Work to do:
Look for the string "dashed" in every line, and copy each line that has it.

Record excerpts:
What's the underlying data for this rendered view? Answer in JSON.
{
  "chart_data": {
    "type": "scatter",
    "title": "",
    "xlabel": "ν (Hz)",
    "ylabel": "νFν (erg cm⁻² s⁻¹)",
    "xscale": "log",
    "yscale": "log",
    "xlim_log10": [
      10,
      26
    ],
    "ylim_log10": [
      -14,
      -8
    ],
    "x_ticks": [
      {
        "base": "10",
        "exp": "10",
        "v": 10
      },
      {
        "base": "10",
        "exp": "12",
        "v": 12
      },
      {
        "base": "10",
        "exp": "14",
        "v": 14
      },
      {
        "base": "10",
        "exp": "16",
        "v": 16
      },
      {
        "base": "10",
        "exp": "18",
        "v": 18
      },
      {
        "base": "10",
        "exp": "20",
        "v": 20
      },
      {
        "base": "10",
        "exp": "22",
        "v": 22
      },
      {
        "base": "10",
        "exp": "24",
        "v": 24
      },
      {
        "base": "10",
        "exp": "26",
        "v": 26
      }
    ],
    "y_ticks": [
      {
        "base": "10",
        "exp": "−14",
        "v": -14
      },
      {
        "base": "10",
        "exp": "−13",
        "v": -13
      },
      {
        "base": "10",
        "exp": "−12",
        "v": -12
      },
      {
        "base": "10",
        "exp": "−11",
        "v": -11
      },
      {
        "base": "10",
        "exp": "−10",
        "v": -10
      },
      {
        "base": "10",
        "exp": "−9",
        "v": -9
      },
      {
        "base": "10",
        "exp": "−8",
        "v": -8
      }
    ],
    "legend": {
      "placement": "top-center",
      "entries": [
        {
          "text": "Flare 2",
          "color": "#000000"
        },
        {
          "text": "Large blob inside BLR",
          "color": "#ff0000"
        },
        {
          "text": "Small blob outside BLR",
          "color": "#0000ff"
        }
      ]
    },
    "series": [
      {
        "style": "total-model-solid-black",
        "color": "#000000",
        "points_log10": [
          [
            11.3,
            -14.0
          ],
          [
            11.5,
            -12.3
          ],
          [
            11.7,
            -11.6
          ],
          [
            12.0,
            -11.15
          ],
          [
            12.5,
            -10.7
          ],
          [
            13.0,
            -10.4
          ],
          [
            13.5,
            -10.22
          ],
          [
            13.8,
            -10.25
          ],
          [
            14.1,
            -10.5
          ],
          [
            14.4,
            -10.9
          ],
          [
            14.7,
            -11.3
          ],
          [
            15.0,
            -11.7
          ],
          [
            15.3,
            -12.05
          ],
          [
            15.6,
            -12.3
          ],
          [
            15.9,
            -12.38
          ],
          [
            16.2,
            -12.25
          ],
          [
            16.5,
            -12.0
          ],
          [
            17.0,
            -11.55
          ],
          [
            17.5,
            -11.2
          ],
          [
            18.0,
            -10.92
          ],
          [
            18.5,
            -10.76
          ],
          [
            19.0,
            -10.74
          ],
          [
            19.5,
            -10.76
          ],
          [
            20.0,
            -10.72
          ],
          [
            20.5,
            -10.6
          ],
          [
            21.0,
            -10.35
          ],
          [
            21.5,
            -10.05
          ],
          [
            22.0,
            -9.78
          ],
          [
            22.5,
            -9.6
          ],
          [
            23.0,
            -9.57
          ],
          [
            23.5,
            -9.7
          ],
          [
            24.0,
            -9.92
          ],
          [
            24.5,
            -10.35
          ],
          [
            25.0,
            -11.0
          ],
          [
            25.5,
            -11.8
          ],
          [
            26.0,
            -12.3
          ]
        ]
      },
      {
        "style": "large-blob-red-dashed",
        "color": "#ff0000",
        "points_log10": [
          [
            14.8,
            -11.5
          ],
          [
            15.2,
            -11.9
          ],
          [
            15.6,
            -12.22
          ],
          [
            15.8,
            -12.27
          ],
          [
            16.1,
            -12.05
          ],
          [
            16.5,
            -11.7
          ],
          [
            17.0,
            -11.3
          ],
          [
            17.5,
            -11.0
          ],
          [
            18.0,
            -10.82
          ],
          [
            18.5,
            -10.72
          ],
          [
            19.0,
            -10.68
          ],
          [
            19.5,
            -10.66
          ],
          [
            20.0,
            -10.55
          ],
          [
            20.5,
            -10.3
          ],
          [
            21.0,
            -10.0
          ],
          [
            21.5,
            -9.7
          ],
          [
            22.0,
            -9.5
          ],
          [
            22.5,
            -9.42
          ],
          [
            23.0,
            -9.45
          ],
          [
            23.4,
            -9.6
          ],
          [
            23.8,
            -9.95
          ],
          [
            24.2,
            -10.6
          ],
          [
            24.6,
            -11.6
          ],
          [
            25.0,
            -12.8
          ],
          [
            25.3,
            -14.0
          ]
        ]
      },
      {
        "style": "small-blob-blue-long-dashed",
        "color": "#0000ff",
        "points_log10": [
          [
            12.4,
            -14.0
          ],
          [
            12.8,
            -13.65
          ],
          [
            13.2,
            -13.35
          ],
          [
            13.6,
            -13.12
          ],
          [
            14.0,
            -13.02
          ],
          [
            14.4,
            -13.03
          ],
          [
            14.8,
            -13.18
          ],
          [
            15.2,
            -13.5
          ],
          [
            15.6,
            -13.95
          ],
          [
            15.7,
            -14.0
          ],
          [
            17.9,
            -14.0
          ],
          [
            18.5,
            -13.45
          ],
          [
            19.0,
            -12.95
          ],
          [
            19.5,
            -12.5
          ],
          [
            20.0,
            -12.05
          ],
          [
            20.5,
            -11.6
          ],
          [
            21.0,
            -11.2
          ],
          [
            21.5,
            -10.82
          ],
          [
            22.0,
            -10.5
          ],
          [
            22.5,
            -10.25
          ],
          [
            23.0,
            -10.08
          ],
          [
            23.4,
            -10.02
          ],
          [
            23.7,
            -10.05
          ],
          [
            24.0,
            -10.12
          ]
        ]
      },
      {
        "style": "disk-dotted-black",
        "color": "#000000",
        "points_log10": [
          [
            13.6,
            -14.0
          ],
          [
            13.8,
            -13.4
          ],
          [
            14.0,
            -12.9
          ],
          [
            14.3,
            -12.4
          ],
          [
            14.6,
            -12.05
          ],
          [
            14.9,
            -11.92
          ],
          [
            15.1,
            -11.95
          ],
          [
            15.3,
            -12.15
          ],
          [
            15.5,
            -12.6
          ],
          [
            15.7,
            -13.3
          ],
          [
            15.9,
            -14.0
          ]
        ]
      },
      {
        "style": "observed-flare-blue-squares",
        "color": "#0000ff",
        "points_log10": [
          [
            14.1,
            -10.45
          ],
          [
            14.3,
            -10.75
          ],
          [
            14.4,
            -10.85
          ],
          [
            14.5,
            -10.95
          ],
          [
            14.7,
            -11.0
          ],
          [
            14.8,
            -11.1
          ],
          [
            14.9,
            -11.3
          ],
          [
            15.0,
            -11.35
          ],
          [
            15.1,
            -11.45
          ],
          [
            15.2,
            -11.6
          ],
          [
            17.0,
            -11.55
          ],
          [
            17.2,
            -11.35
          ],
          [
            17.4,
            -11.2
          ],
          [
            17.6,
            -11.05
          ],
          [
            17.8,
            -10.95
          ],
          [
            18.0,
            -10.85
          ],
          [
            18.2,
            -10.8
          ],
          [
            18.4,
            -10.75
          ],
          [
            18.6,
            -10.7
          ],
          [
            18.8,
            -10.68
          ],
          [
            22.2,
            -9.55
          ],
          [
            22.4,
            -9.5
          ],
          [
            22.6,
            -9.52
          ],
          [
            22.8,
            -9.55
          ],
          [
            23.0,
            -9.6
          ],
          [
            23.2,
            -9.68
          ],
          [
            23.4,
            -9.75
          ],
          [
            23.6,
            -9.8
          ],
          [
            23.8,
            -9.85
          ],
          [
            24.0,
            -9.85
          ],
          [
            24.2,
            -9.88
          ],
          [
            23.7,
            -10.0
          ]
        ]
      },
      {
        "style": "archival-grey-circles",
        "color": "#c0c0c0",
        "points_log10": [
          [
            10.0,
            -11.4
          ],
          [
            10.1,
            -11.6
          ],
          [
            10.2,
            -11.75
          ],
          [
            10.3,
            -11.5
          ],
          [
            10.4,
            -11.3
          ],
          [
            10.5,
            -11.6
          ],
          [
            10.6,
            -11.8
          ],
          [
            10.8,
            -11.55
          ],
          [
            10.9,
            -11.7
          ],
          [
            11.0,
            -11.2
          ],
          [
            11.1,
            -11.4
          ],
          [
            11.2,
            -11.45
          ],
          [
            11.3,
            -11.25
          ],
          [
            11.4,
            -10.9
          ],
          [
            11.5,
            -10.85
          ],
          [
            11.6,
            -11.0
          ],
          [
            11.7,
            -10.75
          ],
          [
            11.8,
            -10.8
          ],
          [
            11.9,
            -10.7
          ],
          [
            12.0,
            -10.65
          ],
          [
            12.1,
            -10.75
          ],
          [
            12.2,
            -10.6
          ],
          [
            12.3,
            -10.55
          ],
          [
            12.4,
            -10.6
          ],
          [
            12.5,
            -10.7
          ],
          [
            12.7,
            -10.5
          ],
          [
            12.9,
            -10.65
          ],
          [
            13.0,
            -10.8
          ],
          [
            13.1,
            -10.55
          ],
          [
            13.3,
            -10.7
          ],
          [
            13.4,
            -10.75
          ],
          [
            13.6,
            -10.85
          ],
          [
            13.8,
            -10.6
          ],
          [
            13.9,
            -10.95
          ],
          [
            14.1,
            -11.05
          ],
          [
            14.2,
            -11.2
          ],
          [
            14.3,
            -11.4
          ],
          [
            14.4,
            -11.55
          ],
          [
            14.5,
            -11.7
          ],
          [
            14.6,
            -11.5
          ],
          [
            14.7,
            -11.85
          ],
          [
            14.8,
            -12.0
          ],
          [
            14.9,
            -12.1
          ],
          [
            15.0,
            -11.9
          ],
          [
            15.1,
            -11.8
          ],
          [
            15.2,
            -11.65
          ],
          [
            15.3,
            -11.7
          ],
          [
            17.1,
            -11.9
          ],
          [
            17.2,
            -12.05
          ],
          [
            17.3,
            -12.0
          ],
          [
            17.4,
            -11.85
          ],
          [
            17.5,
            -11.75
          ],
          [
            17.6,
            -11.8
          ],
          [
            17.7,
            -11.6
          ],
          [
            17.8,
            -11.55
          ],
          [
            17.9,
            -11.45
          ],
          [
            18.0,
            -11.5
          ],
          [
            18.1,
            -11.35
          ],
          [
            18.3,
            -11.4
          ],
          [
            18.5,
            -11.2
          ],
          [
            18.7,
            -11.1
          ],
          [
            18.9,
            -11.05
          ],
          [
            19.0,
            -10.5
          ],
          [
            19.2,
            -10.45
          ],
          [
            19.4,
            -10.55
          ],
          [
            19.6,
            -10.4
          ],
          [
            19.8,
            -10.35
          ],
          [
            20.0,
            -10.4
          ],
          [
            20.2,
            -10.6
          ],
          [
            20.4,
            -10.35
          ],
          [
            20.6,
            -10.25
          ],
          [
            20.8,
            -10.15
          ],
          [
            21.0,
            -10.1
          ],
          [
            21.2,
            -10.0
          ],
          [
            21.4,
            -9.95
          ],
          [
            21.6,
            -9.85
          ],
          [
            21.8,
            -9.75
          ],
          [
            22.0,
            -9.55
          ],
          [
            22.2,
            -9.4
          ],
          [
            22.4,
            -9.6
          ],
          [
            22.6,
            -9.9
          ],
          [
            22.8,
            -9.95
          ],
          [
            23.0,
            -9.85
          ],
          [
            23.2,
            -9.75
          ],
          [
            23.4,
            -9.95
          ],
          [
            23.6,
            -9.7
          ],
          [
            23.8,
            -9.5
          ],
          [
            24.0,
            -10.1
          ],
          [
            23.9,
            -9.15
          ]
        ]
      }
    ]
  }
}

Output of the task:
        "style": "large-blob-red-dashed",
        "style": "small-blob-blue-long-dashed",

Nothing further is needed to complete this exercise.